(Stored records)
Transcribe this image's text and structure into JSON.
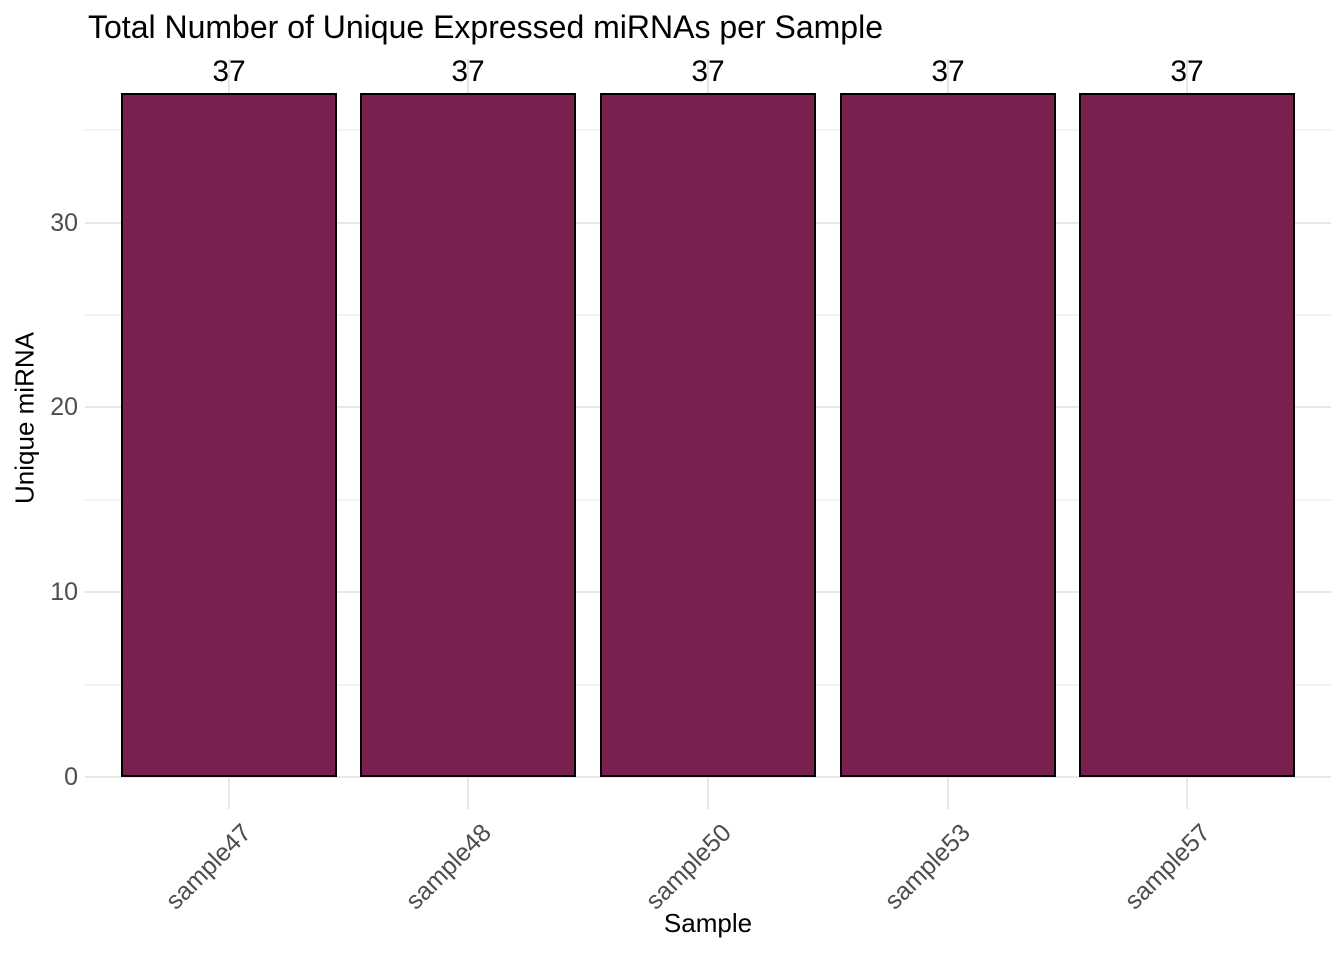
{
  "chart_data": {
    "type": "bar",
    "title": "Total Number of Unique Expressed miRNAs per Sample",
    "xlabel": "Sample",
    "ylabel": "Unique miRNA",
    "categories": [
      "sample47",
      "sample48",
      "sample50",
      "sample53",
      "sample57"
    ],
    "values": [
      37,
      37,
      37,
      37,
      37
    ],
    "bar_labels": [
      "37",
      "37",
      "37",
      "37",
      "37"
    ],
    "y_ticks": [
      0,
      10,
      20,
      30
    ],
    "y_minor_ticks": [
      5,
      15,
      25,
      35
    ],
    "ylim": [
      0,
      38.85
    ],
    "grid": "on",
    "legend": "none",
    "colors": {
      "bar_fill": "#7A204E",
      "bar_stroke": "#000000",
      "grid_major": "#E7E7E7",
      "grid_minor": "#F3F3F3",
      "axis_tick": "#E7E7E7",
      "tick_label": "#4D4D4D",
      "text": "#000000",
      "background": "#FFFFFF"
    }
  }
}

What is needed
Scan the material above. Copy each line that holds the word "Unique".

Task result
    "title": "Total Number of Unique Expressed miRNAs per Sample",
    "ylabel": "Unique miRNA",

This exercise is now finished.